:: Data supplied ::

──────

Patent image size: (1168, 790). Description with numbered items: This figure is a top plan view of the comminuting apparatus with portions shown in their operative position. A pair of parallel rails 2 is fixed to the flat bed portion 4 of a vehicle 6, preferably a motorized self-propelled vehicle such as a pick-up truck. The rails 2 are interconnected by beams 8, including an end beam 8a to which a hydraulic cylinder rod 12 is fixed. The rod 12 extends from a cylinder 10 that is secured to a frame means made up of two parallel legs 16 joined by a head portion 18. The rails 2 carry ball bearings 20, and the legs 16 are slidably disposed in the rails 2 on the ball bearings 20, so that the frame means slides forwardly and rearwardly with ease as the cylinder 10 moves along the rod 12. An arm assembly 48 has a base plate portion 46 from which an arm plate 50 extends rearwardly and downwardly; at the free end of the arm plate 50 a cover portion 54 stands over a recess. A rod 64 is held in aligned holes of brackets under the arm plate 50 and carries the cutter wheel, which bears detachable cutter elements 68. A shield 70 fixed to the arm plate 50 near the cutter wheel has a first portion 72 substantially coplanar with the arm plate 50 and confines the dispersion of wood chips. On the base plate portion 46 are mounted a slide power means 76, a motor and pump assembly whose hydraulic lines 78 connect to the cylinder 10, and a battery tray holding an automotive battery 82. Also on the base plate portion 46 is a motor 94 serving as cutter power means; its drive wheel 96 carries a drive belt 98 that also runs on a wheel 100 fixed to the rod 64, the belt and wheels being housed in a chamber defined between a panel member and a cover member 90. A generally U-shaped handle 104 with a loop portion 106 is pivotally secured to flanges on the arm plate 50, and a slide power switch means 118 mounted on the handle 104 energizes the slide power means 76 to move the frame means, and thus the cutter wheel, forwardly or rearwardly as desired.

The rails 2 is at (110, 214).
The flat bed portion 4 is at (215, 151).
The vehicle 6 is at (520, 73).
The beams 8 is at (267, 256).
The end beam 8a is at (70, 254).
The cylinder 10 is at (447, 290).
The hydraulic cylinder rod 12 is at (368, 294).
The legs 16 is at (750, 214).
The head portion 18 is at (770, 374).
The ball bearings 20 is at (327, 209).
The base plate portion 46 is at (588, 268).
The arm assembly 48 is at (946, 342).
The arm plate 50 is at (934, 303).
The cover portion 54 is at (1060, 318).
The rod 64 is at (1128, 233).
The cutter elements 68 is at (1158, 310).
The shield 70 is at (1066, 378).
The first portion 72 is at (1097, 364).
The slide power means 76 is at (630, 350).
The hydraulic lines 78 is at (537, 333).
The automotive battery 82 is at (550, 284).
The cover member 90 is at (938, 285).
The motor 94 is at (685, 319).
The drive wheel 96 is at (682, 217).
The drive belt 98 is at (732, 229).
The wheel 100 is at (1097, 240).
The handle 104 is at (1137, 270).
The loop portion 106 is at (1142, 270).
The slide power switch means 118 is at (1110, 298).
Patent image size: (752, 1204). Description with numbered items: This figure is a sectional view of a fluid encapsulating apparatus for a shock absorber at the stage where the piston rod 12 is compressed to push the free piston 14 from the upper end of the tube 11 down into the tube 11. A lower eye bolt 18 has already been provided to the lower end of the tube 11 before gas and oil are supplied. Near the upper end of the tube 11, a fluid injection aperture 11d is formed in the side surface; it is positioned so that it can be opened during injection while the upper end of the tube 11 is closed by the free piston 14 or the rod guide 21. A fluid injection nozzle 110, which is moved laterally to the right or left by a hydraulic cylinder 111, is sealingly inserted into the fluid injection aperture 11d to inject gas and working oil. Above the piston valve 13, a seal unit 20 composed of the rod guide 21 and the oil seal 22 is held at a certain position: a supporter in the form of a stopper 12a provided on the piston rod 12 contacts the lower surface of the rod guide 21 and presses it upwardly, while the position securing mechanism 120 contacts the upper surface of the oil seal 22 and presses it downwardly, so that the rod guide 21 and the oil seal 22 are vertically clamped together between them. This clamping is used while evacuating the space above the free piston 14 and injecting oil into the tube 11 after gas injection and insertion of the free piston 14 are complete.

──────

:: Request ::
Copy everything from the start of the rows above down to the line containing "The cylinder 10 is at (447, 290).", including that line, without changing a character.

:: Answer to this task ::
Patent image size: (1168, 790). Description with numbered items: This figure is a top plan view of the comminuting apparatus with portions shown in their operative position. A pair of parallel rails 2 is fixed to the flat bed portion 4 of a vehicle 6, preferably a motorized self-propelled vehicle such as a pick-up truck. The rails 2 are interconnected by beams 8, including an end beam 8a to which a hydraulic cylinder rod 12 is fixed. The rod 12 extends from a cylinder 10 that is secured to a frame means made up of two parallel legs 16 joined by a head portion 18. The rails 2 carry ball bearings 20, and the legs 16 are slidably disposed in the rails 2 on the ball bearings 20, so that the frame means slides forwardly and rearwardly with ease as the cylinder 10 moves along the rod 12. An arm assembly 48 has a base plate portion 46 from which an arm plate 50 extends rearwardly and downwardly; at the free end of the arm plate 50 a cover portion 54 stands over a recess. A rod 64 is held in aligned holes of brackets under the arm plate 50 and carries the cutter wheel, which bears detachable cutter elements 68. A shield 70 fixed to the arm plate 50 near the cutter wheel has a first portion 72 substantially coplanar with the arm plate 50 and confines the dispersion of wood chips. On the base plate portion 46 are mounted a slide power means 76, a motor and pump assembly whose hydraulic lines 78 connect to the cylinder 10, and a battery tray holding an automotive battery 82. Also on the base plate portion 46 is a motor 94 serving as cutter power means; its drive wheel 96 carries a drive belt 98 that also runs on a wheel 100 fixed to the rod 64, the belt and wheels being housed in a chamber defined between a panel member and a cover member 90. A generally U-shaped handle 104 with a loop portion 106 is pivotally secured to flanges on the arm plate 50, and a slide power switch means 118 mounted on the handle 104 energizes the slide power means 76 to move the frame means, and thus the cutter wheel, forwardly or rearwardly as desired.

The rails 2 is at (110, 214).
The flat bed portion 4 is at (215, 151).
The vehicle 6 is at (520, 73).
The beams 8 is at (267, 256).
The end beam 8a is at (70, 254).
The cylinder 10 is at (447, 290).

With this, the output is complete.